| Records shown |

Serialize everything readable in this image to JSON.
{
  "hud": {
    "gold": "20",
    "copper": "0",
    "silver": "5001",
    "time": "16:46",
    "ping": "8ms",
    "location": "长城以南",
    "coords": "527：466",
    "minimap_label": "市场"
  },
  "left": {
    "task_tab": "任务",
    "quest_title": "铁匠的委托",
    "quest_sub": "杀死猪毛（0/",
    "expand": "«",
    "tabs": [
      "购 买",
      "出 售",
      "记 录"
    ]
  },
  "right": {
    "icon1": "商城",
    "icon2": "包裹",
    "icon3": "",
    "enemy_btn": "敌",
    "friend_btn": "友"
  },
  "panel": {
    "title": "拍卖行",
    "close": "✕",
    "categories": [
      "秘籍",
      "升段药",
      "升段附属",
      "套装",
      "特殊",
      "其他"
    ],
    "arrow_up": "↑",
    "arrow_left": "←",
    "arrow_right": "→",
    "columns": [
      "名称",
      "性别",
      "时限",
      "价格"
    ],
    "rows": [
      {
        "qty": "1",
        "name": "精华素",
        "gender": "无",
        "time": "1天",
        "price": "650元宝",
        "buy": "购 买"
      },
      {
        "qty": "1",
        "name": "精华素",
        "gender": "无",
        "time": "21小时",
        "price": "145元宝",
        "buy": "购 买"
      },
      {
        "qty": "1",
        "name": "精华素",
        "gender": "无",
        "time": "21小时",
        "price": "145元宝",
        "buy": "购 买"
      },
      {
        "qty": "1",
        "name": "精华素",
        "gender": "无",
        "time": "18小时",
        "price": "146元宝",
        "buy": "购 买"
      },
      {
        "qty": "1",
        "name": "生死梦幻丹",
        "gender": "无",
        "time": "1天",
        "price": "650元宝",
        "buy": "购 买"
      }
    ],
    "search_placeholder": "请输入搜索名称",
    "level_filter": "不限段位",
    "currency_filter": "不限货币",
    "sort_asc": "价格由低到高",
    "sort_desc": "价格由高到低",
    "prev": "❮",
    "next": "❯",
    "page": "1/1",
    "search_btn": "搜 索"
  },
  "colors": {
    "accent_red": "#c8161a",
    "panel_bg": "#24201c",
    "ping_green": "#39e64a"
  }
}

| Task to complete |
Transcribe every entry verbatim.

| Expected output |
Serialize everything readable in this image to JSON.
{
  "hud": {
    "gold": "20",
    "copper": "0",
    "silver": "5001",
    "time": "16:46",
    "ping": "8ms",
    "location": "长城以南",
    "coords": "527：466",
    "minimap_label": "市场"
  },
  "left": {
    "task_tab": "任务",
    "quest_title": "铁匠的委托",
    "quest_sub": "杀死猪毛（0/",
    "expand": "«",
    "tabs": [
      "购 买",
      "出 售",
      "记 录"
    ]
  },
  "right": {
    "icon1": "商城",
    "icon2": "包裹",
    "icon3": "",
    "enemy_btn": "敌",
    "friend_btn": "友"
  },
  "panel": {
    "title": "拍卖行",
    "close": "✕",
    "categories": [
      "秘籍",
      "升段药",
      "升段附属",
      "套装",
      "特殊",
      "其他"
    ],
    "arrow_up": "↑",
    "arrow_left": "←",
    "arrow_right": "→",
    "columns": [
      "名称",
      "性别",
      "时限",
      "价格"
    ],
    "rows": [
      {
        "qty": "1",
        "name": "精华素",
        "gender": "无",
        "time": "1天",
        "price": "650元宝",
        "buy": "购 买"
      },
      {
        "qty": "1",
        "name": "精华素",
        "gender": "无",
        "time": "21小时",
        "price": "145元宝",
        "buy": "购 买"
      },
      {
        "qty": "1",
        "name": "精华素",
        "gender": "无",
        "time": "21小时",
        "price": "145元宝",
        "buy": "购 买"
      },
      {
        "qty": "1",
        "name": "精华素",
        "gender": "无",
        "time": "18小时",
        "price": "146元宝",
        "buy": "购 买"
      },
      {
        "qty": "1",
        "name": "生死梦幻丹",
        "gender": "无",
        "time": "1天",
        "price": "650元宝",
        "buy": "购 买"
      }
    ],
    "search_placeholder": "请输入搜索名称",
    "level_filter": "不限段位",
    "currency_filter": "不限货币",
    "sort_asc": "价格由低到高",
    "sort_desc": "价格由高到低",
    "prev": "❮",
    "next": "❯",
    "page": "1/1",
    "search_btn": "搜 索"
  },
  "colors": {
    "accent_red": "#c8161a",
    "panel_bg": "#24201c",
    "ping_green": "#39e64a"
  }
}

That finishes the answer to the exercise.